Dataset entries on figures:
_ _ _ _ _
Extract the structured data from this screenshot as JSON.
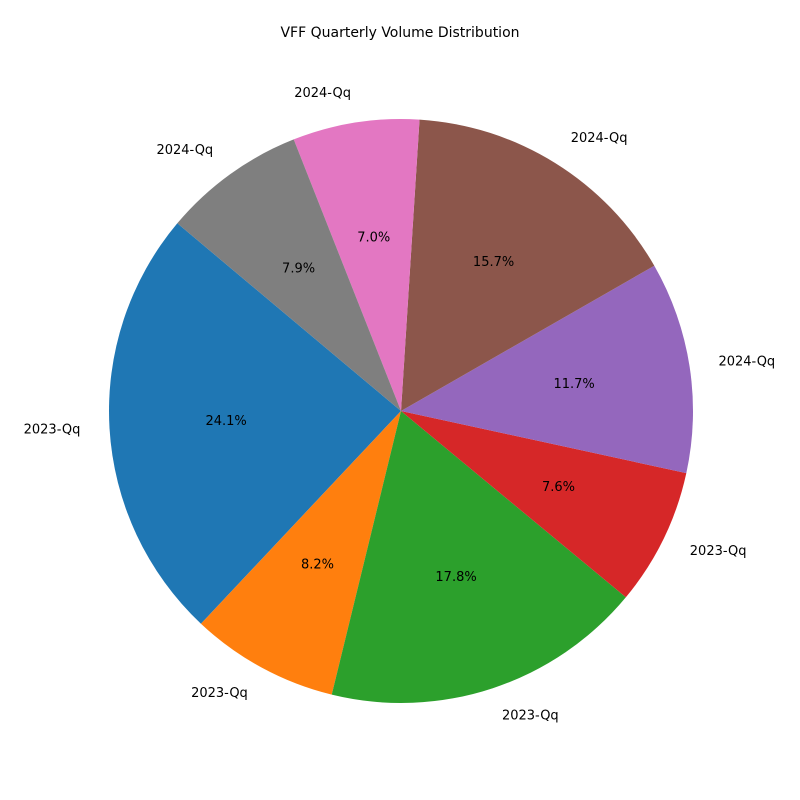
{
  "chart_data": {
    "type": "pie",
    "title": "VFF Quarterly Volume Distribution",
    "start_angle_deg": 140,
    "direction": "counterclockwise",
    "slices": [
      {
        "label": "2023-Qq",
        "value": 24.1,
        "pct_label": "24.1%",
        "color": "#1f77b4"
      },
      {
        "label": "2023-Qq",
        "value": 8.2,
        "pct_label": "8.2%",
        "color": "#ff7f0e"
      },
      {
        "label": "2023-Qq",
        "value": 17.8,
        "pct_label": "17.8%",
        "color": "#2ca02c"
      },
      {
        "label": "2023-Qq",
        "value": 7.6,
        "pct_label": "7.6%",
        "color": "#d62728"
      },
      {
        "label": "2024-Qq",
        "value": 11.7,
        "pct_label": "11.7%",
        "color": "#9467bd"
      },
      {
        "label": "2024-Qq",
        "value": 15.7,
        "pct_label": "15.7%",
        "color": "#8c564b"
      },
      {
        "label": "2024-Qq",
        "value": 7.0,
        "pct_label": "7.0%",
        "color": "#e377c2"
      },
      {
        "label": "2024-Qq",
        "value": 7.9,
        "pct_label": "7.9%",
        "color": "#7f7f7f"
      }
    ]
  }
}
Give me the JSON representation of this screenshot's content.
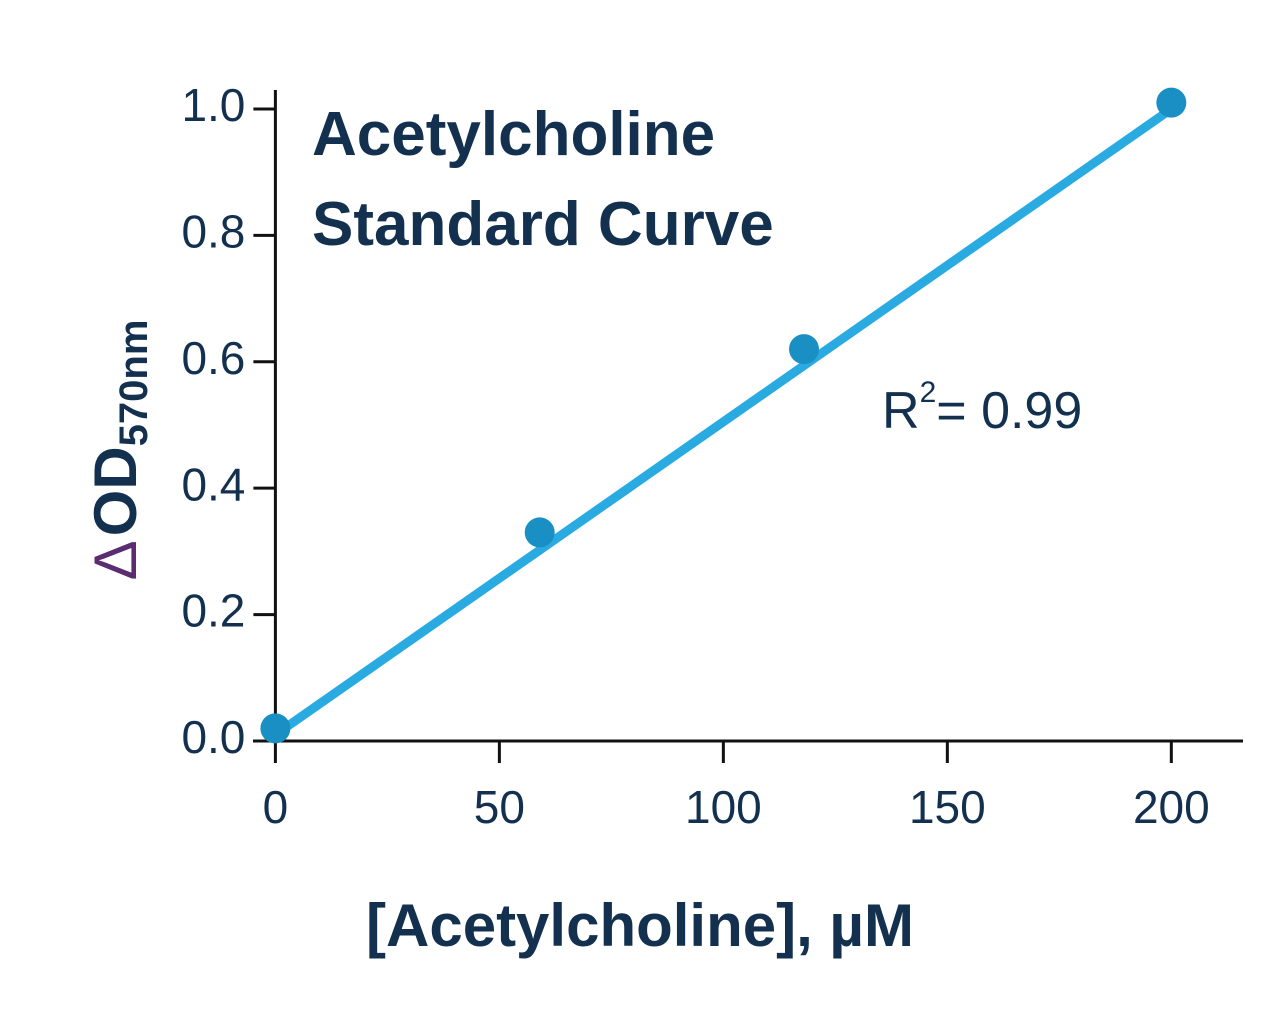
{
  "chart_data": {
    "type": "scatter",
    "title": [
      "Acetylcholine",
      "Standard Curve"
    ],
    "xlabel": "[Acetylcholine], µM",
    "ylabel": [
      "Δ",
      "OD",
      "570nm"
    ],
    "annotation": [
      "R",
      "2",
      "= 0.99"
    ],
    "xlim": [
      -5,
      216
    ],
    "ylim": [
      0,
      1.03
    ],
    "xticks": [
      0,
      50,
      100,
      150,
      200
    ],
    "yticks": [
      {
        "value": 0,
        "label": "0.0"
      },
      {
        "value": 0.2,
        "label": "0.2"
      },
      {
        "value": 0.4,
        "label": "0.4"
      },
      {
        "value": 0.6,
        "label": "0.6"
      },
      {
        "value": 0.8,
        "label": "0.8"
      },
      {
        "value": 1.0,
        "label": "1.0"
      }
    ],
    "series": [
      {
        "color": "#1a8fc4",
        "x": [
          0,
          59,
          118,
          200
        ],
        "values": [
          0.02,
          0.33,
          0.62,
          1.01
        ]
      }
    ],
    "fit": {
      "color": "#29abe2",
      "x": [
        0,
        200
      ],
      "values": [
        0.01,
        1.0
      ]
    }
  }
}
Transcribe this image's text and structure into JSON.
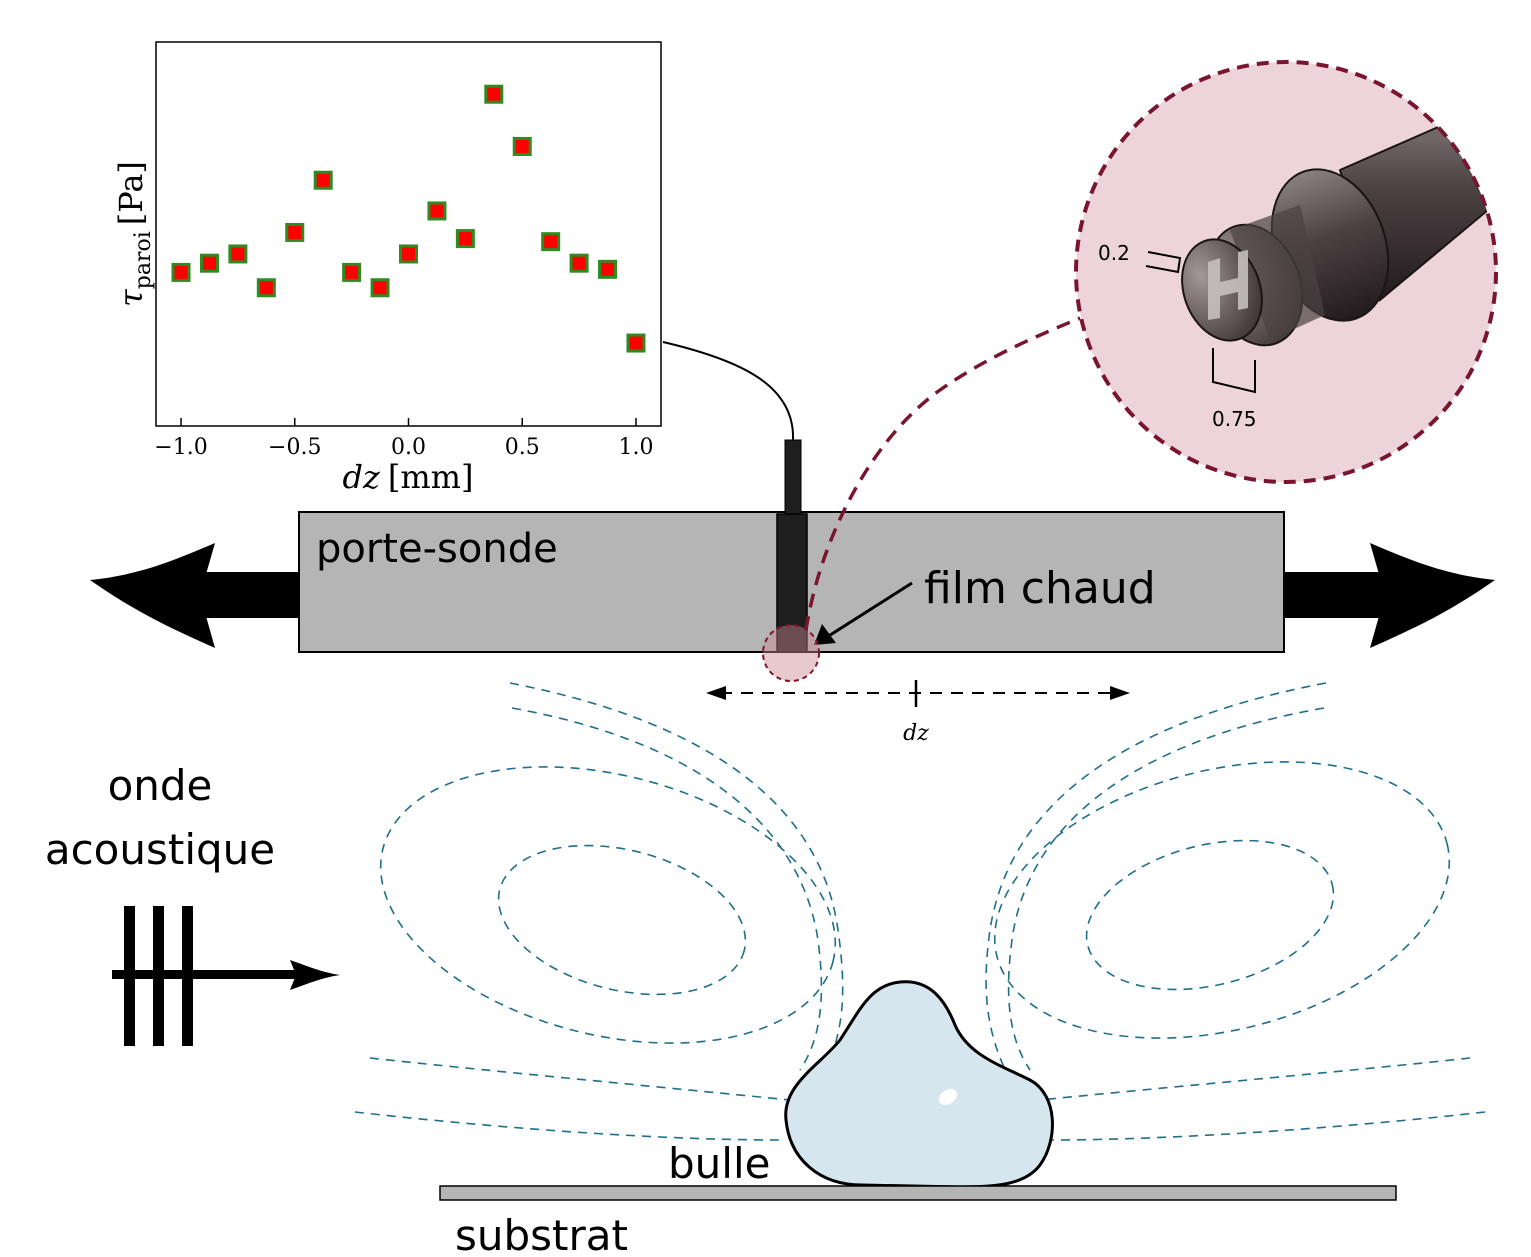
{
  "labels": {
    "porte_sonde": "porte-sonde",
    "film_chaud": "film chaud",
    "onde": "onde",
    "acoustique": "acoustique",
    "bulle": "bulle",
    "substrat": "substrat",
    "dz": "dz"
  },
  "inset": {
    "dim_small": "0.2",
    "dim_large": "0.75"
  },
  "chart_data": {
    "type": "scatter",
    "x": [
      -1.0,
      -0.875,
      -0.75,
      -0.625,
      -0.5,
      -0.375,
      -0.25,
      -0.125,
      0.0,
      0.125,
      0.25,
      0.375,
      0.5,
      0.625,
      0.75,
      0.875,
      1.0
    ],
    "y": [
      0.5,
      0.53,
      0.56,
      0.45,
      0.63,
      0.8,
      0.5,
      0.45,
      0.56,
      0.7,
      0.61,
      1.08,
      0.91,
      0.6,
      0.53,
      0.51,
      0.27
    ],
    "xlabel": "dz [mm]",
    "xlabel_var": "dz",
    "xlabel_unit": "[mm]",
    "ylabel": "τparoi [Pa]",
    "ylabel_sym": "τ",
    "ylabel_sub": "paroi",
    "ylabel_unit": "[Pa]",
    "xlim": [
      -1.11,
      1.11
    ],
    "ylim": [
      0.0,
      1.25
    ],
    "xticks": [
      "−1.0",
      "−0.5",
      "0.0",
      "0.5",
      "1.0"
    ],
    "xtick_values": [
      -1.0,
      -0.5,
      0.0,
      0.5,
      1.0
    ],
    "marker": "square",
    "marker_fill": "#ff0000",
    "marker_edge": "#2e8b22"
  },
  "colors": {
    "probe_holder": "#b5b5b5",
    "streamline": "#1f6f8b",
    "zoom_dash": "#7a1530",
    "bubble": "#d6e6ee"
  }
}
_ _ _ _ _
What you will do:
The data above needs to be retyped exactly, with the images left out.

Task response:
Extract the structured data from this screenshot as JSON.
{
  "chart_data": {
    "type": "pie",
    "title": "VFF Quarterly Volume Distribution",
    "start_angle_deg": 140,
    "direction": "counterclockwise",
    "slices": [
      {
        "label": "2023-Qq",
        "value": 24.1,
        "pct_label": "24.1%",
        "color": "#1f77b4"
      },
      {
        "label": "2023-Qq",
        "value": 8.2,
        "pct_label": "8.2%",
        "color": "#ff7f0e"
      },
      {
        "label": "2023-Qq",
        "value": 17.8,
        "pct_label": "17.8%",
        "color": "#2ca02c"
      },
      {
        "label": "2023-Qq",
        "value": 7.6,
        "pct_label": "7.6%",
        "color": "#d62728"
      },
      {
        "label": "2024-Qq",
        "value": 11.7,
        "pct_label": "11.7%",
        "color": "#9467bd"
      },
      {
        "label": "2024-Qq",
        "value": 15.7,
        "pct_label": "15.7%",
        "color": "#8c564b"
      },
      {
        "label": "2024-Qq",
        "value": 7.0,
        "pct_label": "7.0%",
        "color": "#e377c2"
      },
      {
        "label": "2024-Qq",
        "value": 7.9,
        "pct_label": "7.9%",
        "color": "#7f7f7f"
      }
    ]
  }
}
Give me the JSON representation of this screenshot's content.
{
  "chart_data": {
    "type": "scatter",
    "title": [
      "Acetylcholine",
      "Standard Curve"
    ],
    "xlabel": "[Acetylcholine], µM",
    "ylabel": [
      "Δ",
      "OD",
      "570nm"
    ],
    "annotation": [
      "R",
      "2",
      "= 0.99"
    ],
    "xlim": [
      -5,
      216
    ],
    "ylim": [
      0,
      1.03
    ],
    "xticks": [
      0,
      50,
      100,
      150,
      200
    ],
    "yticks": [
      {
        "value": 0,
        "label": "0.0"
      },
      {
        "value": 0.2,
        "label": "0.2"
      },
      {
        "value": 0.4,
        "label": "0.4"
      },
      {
        "value": 0.6,
        "label": "0.6"
      },
      {
        "value": 0.8,
        "label": "0.8"
      },
      {
        "value": 1.0,
        "label": "1.0"
      }
    ],
    "series": [
      {
        "color": "#1a8fc4",
        "x": [
          0,
          59,
          118,
          200
        ],
        "values": [
          0.02,
          0.33,
          0.62,
          1.01
        ]
      }
    ],
    "fit": {
      "color": "#29abe2",
      "x": [
        0,
        200
      ],
      "values": [
        0.01,
        1.0
      ]
    }
  }
}
Transcribe this image's text and structure into JSON.
{
  "labels": {
    "porte_sonde": "porte-sonde",
    "film_chaud": "film chaud",
    "onde": "onde",
    "acoustique": "acoustique",
    "bulle": "bulle",
    "substrat": "substrat",
    "dz": "dz"
  },
  "inset": {
    "dim_small": "0.2",
    "dim_large": "0.75"
  },
  "chart_data": {
    "type": "scatter",
    "x": [
      -1.0,
      -0.875,
      -0.75,
      -0.625,
      -0.5,
      -0.375,
      -0.25,
      -0.125,
      0.0,
      0.125,
      0.25,
      0.375,
      0.5,
      0.625,
      0.75,
      0.875,
      1.0
    ],
    "y": [
      0.5,
      0.53,
      0.56,
      0.45,
      0.63,
      0.8,
      0.5,
      0.45,
      0.56,
      0.7,
      0.61,
      1.08,
      0.91,
      0.6,
      0.53,
      0.51,
      0.27
    ],
    "xlabel": "dz [mm]",
    "xlabel_var": "dz",
    "xlabel_unit": "[mm]",
    "ylabel": "τparoi [Pa]",
    "ylabel_sym": "τ",
    "ylabel_sub": "paroi",
    "ylabel_unit": "[Pa]",
    "xlim": [
      -1.11,
      1.11
    ],
    "ylim": [
      0.0,
      1.25
    ],
    "xticks": [
      "−1.0",
      "−0.5",
      "0.0",
      "0.5",
      "1.0"
    ],
    "xtick_values": [
      -1.0,
      -0.5,
      0.0,
      0.5,
      1.0
    ],
    "marker": "square",
    "marker_fill": "#ff0000",
    "marker_edge": "#2e8b22"
  },
  "colors": {
    "probe_holder": "#b5b5b5",
    "streamline": "#1f6f8b",
    "zoom_dash": "#7a1530",
    "bubble": "#d6e6ee"
  }
}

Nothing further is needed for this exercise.